(Entries from a dataset)
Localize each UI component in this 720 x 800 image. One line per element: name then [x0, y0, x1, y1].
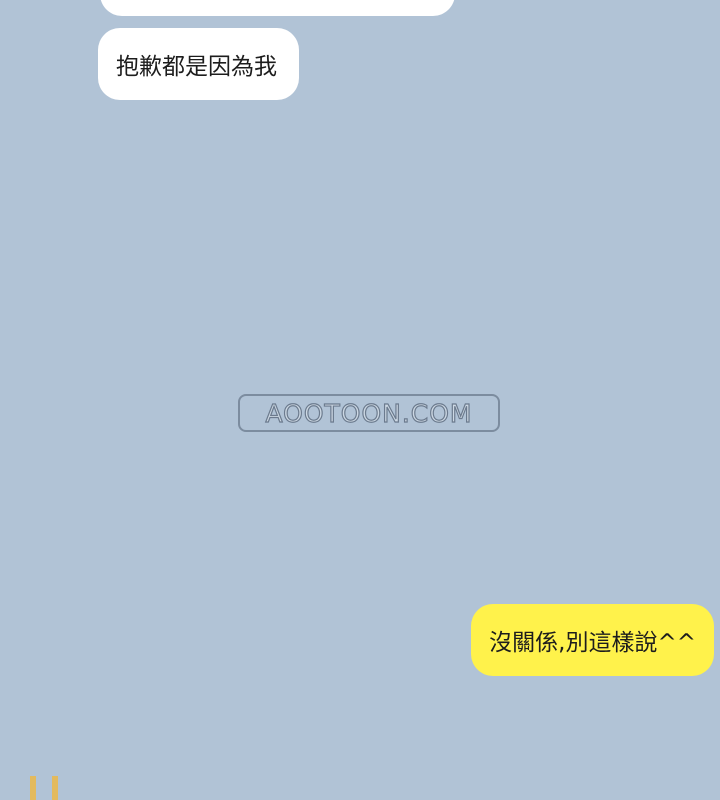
message-bubble-incoming[interactable]: 抱歉都是因為我 [98, 28, 299, 100]
message-text: 抱歉都是因為我 [116, 54, 277, 80]
watermark: AOOTOON.COM [238, 394, 500, 432]
message-bubble-previous[interactable] [100, 0, 455, 16]
message-bubble-outgoing[interactable]: 沒關係,別這樣說^^ [471, 604, 714, 676]
chat-area: 抱歉都是因為我 AOOTOON.COM 沒關係,別這樣說^^ [0, 0, 720, 800]
strip-glow [52, 776, 58, 800]
message-text: 沒關係,別這樣說^^ [489, 630, 696, 656]
strip-glow [30, 776, 36, 800]
bottom-edge-strip [0, 776, 720, 800]
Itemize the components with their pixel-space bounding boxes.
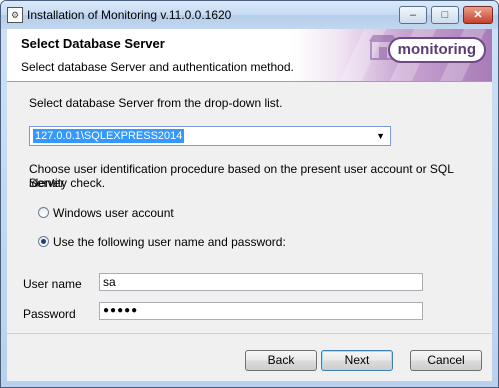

■ **GIVEN TASK**:
Duplicate the lines from the first one through the line that contains "watermark: AOOTOON.COM [238, 394, 500, 432]", inclusive, and leave the pictures out of your copy.

■ **RESULT BELOW**:
Localize each UI component in this 720 x 800 image. One line per element: name then [x0, y0, x1, y1].
message-bubble-incoming[interactable]: 抱歉都是因為我 [98, 28, 299, 100]
message-text: 抱歉都是因為我 [116, 54, 277, 80]
watermark: AOOTOON.COM [238, 394, 500, 432]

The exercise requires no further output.